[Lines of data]
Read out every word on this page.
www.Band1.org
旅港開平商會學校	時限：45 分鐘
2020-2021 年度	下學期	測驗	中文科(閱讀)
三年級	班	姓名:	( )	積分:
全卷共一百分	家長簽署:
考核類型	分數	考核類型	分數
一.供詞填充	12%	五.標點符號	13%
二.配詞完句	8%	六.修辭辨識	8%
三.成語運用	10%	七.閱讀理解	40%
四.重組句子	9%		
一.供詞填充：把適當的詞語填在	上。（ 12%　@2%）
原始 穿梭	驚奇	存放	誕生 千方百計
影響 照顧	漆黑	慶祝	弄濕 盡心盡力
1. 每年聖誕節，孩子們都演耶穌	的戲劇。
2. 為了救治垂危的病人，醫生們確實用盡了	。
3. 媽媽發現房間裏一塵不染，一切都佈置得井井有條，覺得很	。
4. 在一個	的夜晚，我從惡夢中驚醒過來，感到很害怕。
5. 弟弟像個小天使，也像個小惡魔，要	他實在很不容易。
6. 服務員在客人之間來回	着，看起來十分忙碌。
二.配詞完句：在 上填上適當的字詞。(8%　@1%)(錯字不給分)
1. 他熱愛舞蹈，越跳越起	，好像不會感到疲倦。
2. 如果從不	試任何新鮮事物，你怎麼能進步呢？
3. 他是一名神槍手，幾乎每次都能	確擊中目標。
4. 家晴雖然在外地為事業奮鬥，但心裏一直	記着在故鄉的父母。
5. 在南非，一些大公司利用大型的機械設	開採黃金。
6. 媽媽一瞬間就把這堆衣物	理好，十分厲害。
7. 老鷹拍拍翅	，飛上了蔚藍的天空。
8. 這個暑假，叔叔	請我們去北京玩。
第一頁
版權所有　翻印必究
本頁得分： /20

• Exercise aim
Extract each record, keeping it identical to the original.

• The answer
Read out every word on this page.
www.Band1.org
旅港開平商會學校	時限：45 分鐘
2020-2021 年度	下學期	測驗	中文科(閱讀)
三年級	班	姓名:	( )	積分:
全卷共一百分	家長簽署:
考核類型	分數	考核類型	分數
一.供詞填充	12%	五.標點符號	13%
二.配詞完句	8%	六.修辭辨識	8%
三.成語運用	10%	七.閱讀理解	40%
四.重組句子	9%		
一.供詞填充：把適當的詞語填在	上。（ 12%　@2%）
原始 穿梭	驚奇	存放	誕生 千方百計
影響 照顧	漆黑	慶祝	弄濕 盡心盡力
1. 每年聖誕節，孩子們都演耶穌	的戲劇。
2. 為了救治垂危的病人，醫生們確實用盡了	。
3. 媽媽發現房間裏一塵不染，一切都佈置得井井有條，覺得很	。
4. 在一個	的夜晚，我從惡夢中驚醒過來，感到很害怕。
5. 弟弟像個小天使，也像個小惡魔，要	他實在很不容易。
6. 服務員在客人之間來回	着，看起來十分忙碌。
二.配詞完句：在 上填上適當的字詞。(8%　@1%)(錯字不給分)
1. 他熱愛舞蹈，越跳越起	，好像不會感到疲倦。
2. 如果從不	試任何新鮮事物，你怎麼能進步呢？
3. 他是一名神槍手，幾乎每次都能	確擊中目標。
4. 家晴雖然在外地為事業奮鬥，但心裏一直	記着在故鄉的父母。
5. 在南非，一些大公司利用大型的機械設	開採黃金。
6. 媽媽一瞬間就把這堆衣物	理好，十分厲害。
7. 老鷹拍拍翅	，飛上了蔚藍的天空。
8. 這個暑假，叔叔	請我們去北京玩。
第一頁
版權所有　翻印必究
本頁得分： /20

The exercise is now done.